Figure data in JSON
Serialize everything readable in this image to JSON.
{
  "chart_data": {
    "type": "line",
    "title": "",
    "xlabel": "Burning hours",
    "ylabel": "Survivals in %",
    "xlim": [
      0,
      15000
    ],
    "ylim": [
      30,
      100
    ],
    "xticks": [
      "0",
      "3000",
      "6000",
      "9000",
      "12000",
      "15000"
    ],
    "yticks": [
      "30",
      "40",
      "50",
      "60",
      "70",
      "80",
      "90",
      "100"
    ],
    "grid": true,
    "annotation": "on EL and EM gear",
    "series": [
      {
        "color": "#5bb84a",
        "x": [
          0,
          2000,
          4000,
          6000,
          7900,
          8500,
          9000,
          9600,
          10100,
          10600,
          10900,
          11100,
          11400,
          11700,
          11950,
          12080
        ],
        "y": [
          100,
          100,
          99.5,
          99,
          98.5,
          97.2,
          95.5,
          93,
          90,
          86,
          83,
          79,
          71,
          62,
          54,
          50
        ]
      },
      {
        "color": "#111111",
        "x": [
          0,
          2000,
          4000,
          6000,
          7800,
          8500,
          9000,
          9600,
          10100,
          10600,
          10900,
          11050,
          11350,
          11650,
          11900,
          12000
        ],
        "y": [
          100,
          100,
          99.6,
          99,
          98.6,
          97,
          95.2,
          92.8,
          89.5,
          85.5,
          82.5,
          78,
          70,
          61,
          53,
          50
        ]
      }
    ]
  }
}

GOAL
Above are the records; retype them all without a single difference.

SOLUTION TO THE EXERCISE
Serialize everything readable in this image to JSON.
{
  "chart_data": {
    "type": "line",
    "title": "",
    "xlabel": "Burning hours",
    "ylabel": "Survivals in %",
    "xlim": [
      0,
      15000
    ],
    "ylim": [
      30,
      100
    ],
    "xticks": [
      "0",
      "3000",
      "6000",
      "9000",
      "12000",
      "15000"
    ],
    "yticks": [
      "30",
      "40",
      "50",
      "60",
      "70",
      "80",
      "90",
      "100"
    ],
    "grid": true,
    "annotation": "on EL and EM gear",
    "series": [
      {
        "color": "#5bb84a",
        "x": [
          0,
          2000,
          4000,
          6000,
          7900,
          8500,
          9000,
          9600,
          10100,
          10600,
          10900,
          11100,
          11400,
          11700,
          11950,
          12080
        ],
        "y": [
          100,
          100,
          99.5,
          99,
          98.5,
          97.2,
          95.5,
          93,
          90,
          86,
          83,
          79,
          71,
          62,
          54,
          50
        ]
      },
      {
        "color": "#111111",
        "x": [
          0,
          2000,
          4000,
          6000,
          7800,
          8500,
          9000,
          9600,
          10100,
          10600,
          10900,
          11050,
          11350,
          11650,
          11900,
          12000
        ],
        "y": [
          100,
          100,
          99.6,
          99,
          98.6,
          97,
          95.2,
          92.8,
          89.5,
          85.5,
          82.5,
          78,
          70,
          61,
          53,
          50
        ]
      }
    ]
  }
}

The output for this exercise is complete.